[Dataset entries]
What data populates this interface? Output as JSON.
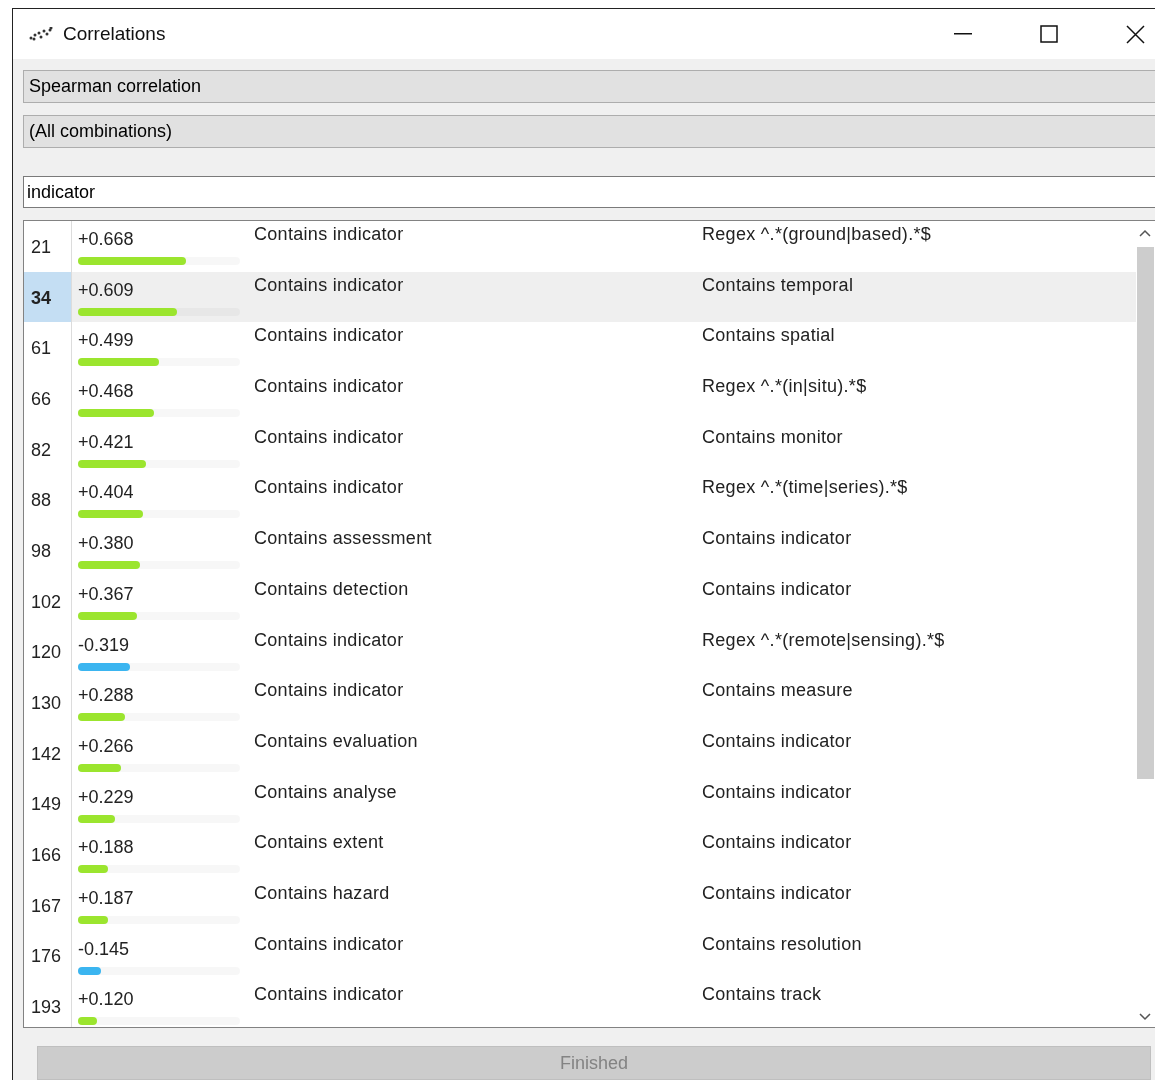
{
  "window": {
    "title": "Correlations"
  },
  "correlation_type": {
    "value": "Spearman correlation"
  },
  "feature_filter": {
    "value": "(All combinations)"
  },
  "search": {
    "value": "indicator"
  },
  "rows": [
    {
      "index": "21",
      "value": "+0.668",
      "level": 0.668,
      "color": "#9be52e",
      "feature_1": "Contains indicator",
      "feature_2": "Regex ^.*(ground|based).*$",
      "selected": false
    },
    {
      "index": "34",
      "value": "+0.609",
      "level": 0.609,
      "color": "#9be52e",
      "feature_1": "Contains indicator",
      "feature_2": "Contains temporal",
      "selected": true
    },
    {
      "index": "61",
      "value": "+0.499",
      "level": 0.499,
      "color": "#9be52e",
      "feature_1": "Contains indicator",
      "feature_2": "Contains spatial",
      "selected": false
    },
    {
      "index": "66",
      "value": "+0.468",
      "level": 0.468,
      "color": "#9be52e",
      "feature_1": "Contains indicator",
      "feature_2": "Regex ^.*(in|situ).*$",
      "selected": false
    },
    {
      "index": "82",
      "value": "+0.421",
      "level": 0.421,
      "color": "#9be52e",
      "feature_1": "Contains indicator",
      "feature_2": "Contains monitor",
      "selected": false
    },
    {
      "index": "88",
      "value": "+0.404",
      "level": 0.404,
      "color": "#9be52e",
      "feature_1": "Contains indicator",
      "feature_2": "Regex ^.*(time|series).*$",
      "selected": false
    },
    {
      "index": "98",
      "value": "+0.380",
      "level": 0.38,
      "color": "#9be52e",
      "feature_1": "Contains assessment",
      "feature_2": "Contains indicator",
      "selected": false
    },
    {
      "index": "102",
      "value": "+0.367",
      "level": 0.367,
      "color": "#9be52e",
      "feature_1": "Contains detection",
      "feature_2": "Contains indicator",
      "selected": false
    },
    {
      "index": "120",
      "value": "-0.319",
      "level": 0.319,
      "color": "#3bb5f0",
      "feature_1": "Contains indicator",
      "feature_2": "Regex ^.*(remote|sensing).*$",
      "selected": false
    },
    {
      "index": "130",
      "value": "+0.288",
      "level": 0.288,
      "color": "#9be52e",
      "feature_1": "Contains indicator",
      "feature_2": "Contains measure",
      "selected": false
    },
    {
      "index": "142",
      "value": "+0.266",
      "level": 0.266,
      "color": "#9be52e",
      "feature_1": "Contains evaluation",
      "feature_2": "Contains indicator",
      "selected": false
    },
    {
      "index": "149",
      "value": "+0.229",
      "level": 0.229,
      "color": "#9be52e",
      "feature_1": "Contains analyse",
      "feature_2": "Contains indicator",
      "selected": false
    },
    {
      "index": "166",
      "value": "+0.188",
      "level": 0.188,
      "color": "#9be52e",
      "feature_1": "Contains extent",
      "feature_2": "Contains indicator",
      "selected": false
    },
    {
      "index": "167",
      "value": "+0.187",
      "level": 0.187,
      "color": "#9be52e",
      "feature_1": "Contains hazard",
      "feature_2": "Contains indicator",
      "selected": false
    },
    {
      "index": "176",
      "value": "-0.145",
      "level": 0.145,
      "color": "#3bb5f0",
      "feature_1": "Contains indicator",
      "feature_2": "Contains resolution",
      "selected": false
    },
    {
      "index": "193",
      "value": "+0.120",
      "level": 0.12,
      "color": "#9be52e",
      "feature_1": "Contains indicator",
      "feature_2": "Contains track",
      "selected": false
    }
  ],
  "finish_button": {
    "label": "Finished",
    "disabled": true
  }
}
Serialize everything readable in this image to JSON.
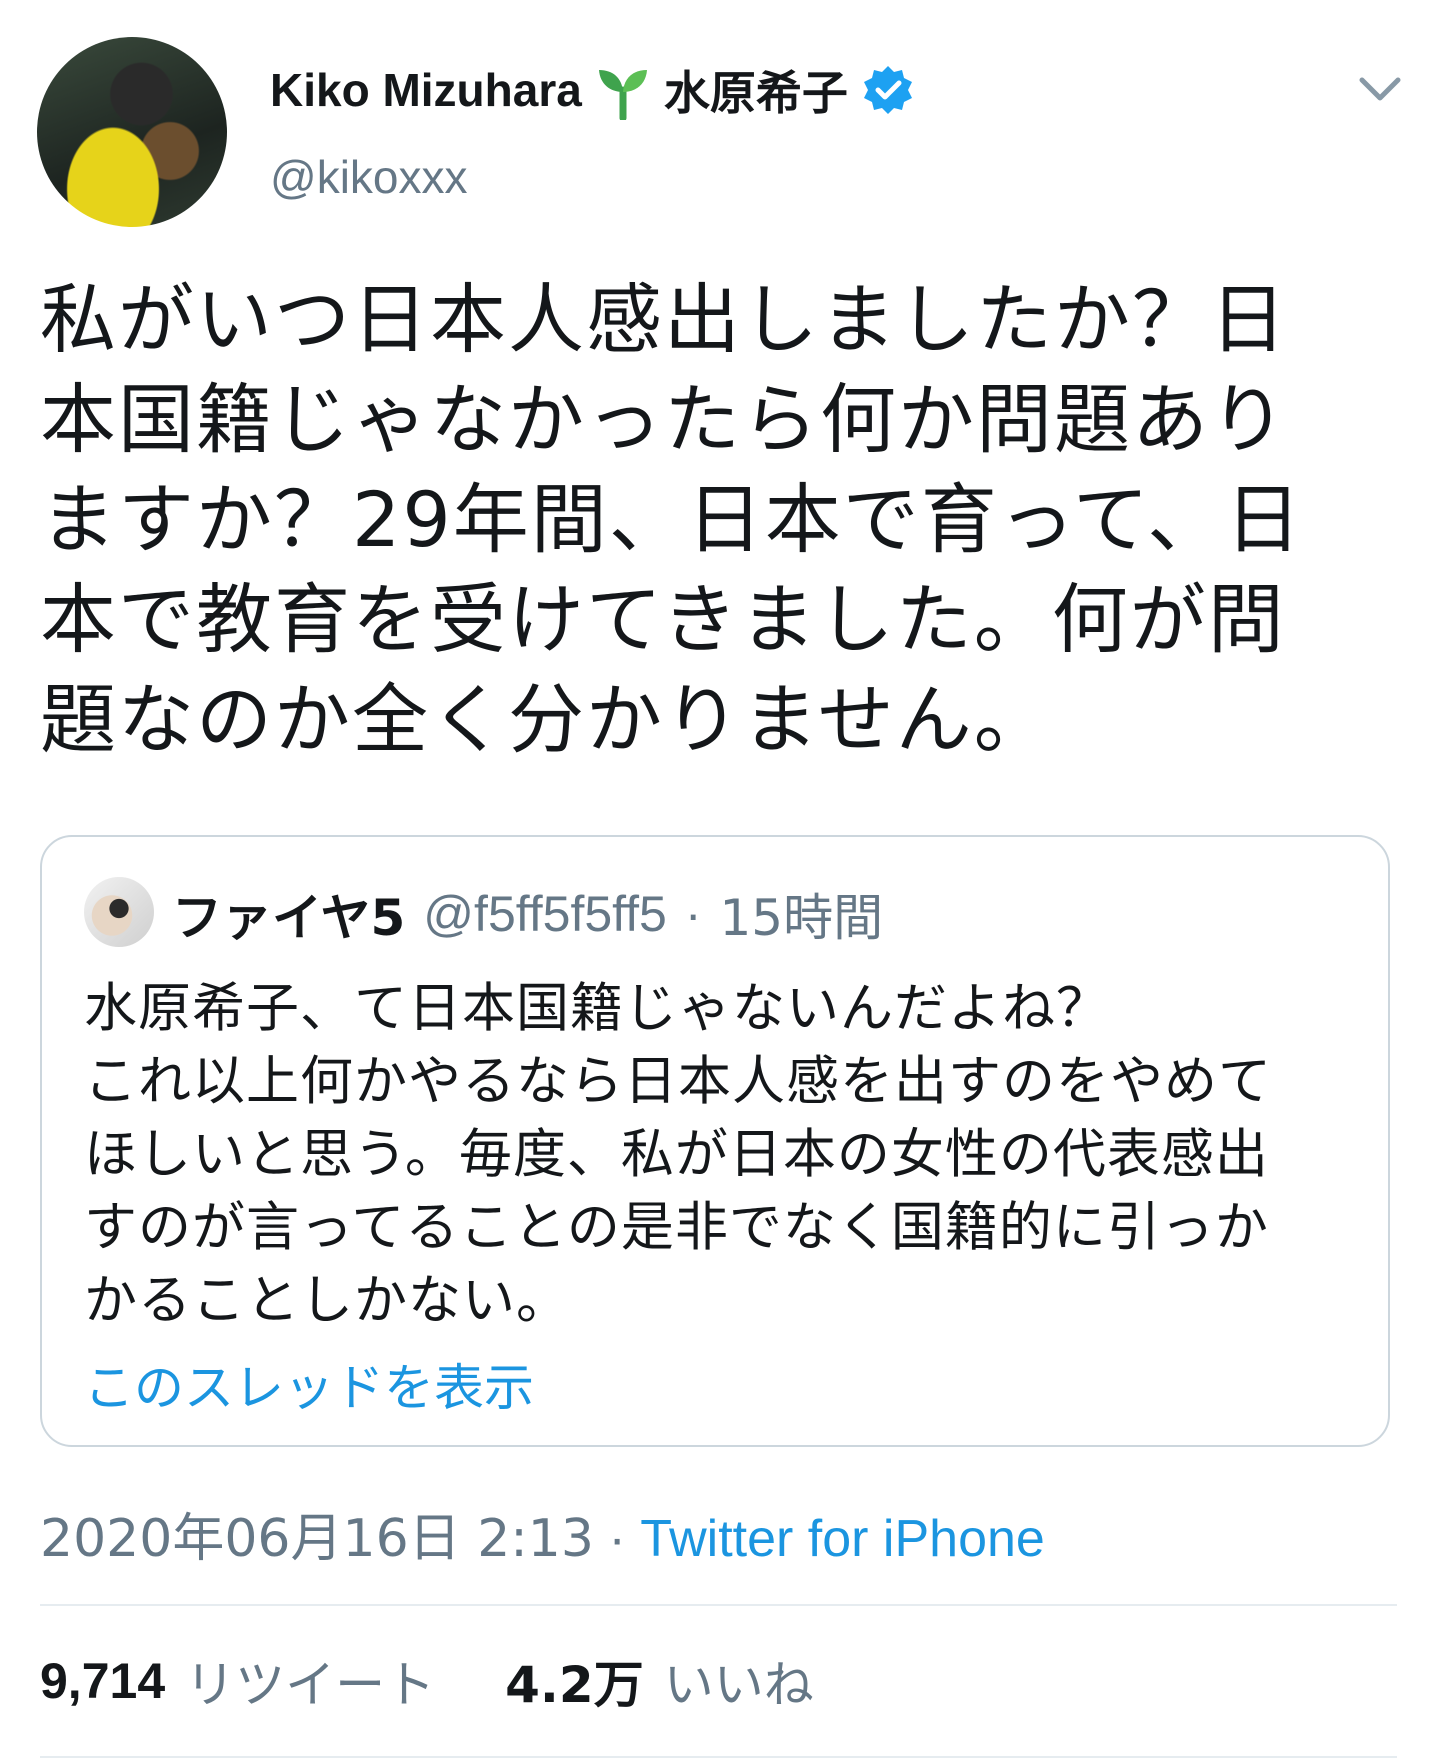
{
  "author": {
    "display_name_latin": "Kiko Mizuhara",
    "display_name_jp": "水原希子",
    "handle": "@kikoxxx",
    "emoji_icon": "seedling-icon",
    "verified_icon": "verified-badge-icon"
  },
  "tweet": {
    "text": "私がいつ日本人感出しましたか？日\n本国籍じゃなかったら何か問題あり\nますか？29年間、日本で育って、日\n本で教育を受けてきました。何が問\n題なのか全く分かりません。"
  },
  "quoted": {
    "name": "ファイヤ5",
    "handle": "@f5ff5f5ff5",
    "separator": "·",
    "time": "15時間",
    "text": "水原希子、て日本国籍じゃないんだよね？\nこれ以上何かやるなら日本人感を出すのをやめて\nほしいと思う。毎度、私が日本の女性の代表感出\nすのが言ってることの是非でなく国籍的に引っか\nかることしかない。",
    "thread_link": "このスレッドを表示"
  },
  "meta": {
    "timestamp": "2020年06月16日 2:13",
    "separator": "·",
    "source": "Twitter for iPhone"
  },
  "stats": {
    "retweets_count": "9,714",
    "retweets_label": "リツイート",
    "likes_count": "4.2万",
    "likes_label": "いいね"
  },
  "colors": {
    "text": "#14171a",
    "secondary": "#657786",
    "link": "#1b95e0",
    "border": "#ccd6dd",
    "verified": "#1da1f2",
    "sprout": "#3fa34d"
  }
}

- Description of the task:
Find every line with the word "this" and state how many there are, with no other words.

- Result of the task:
2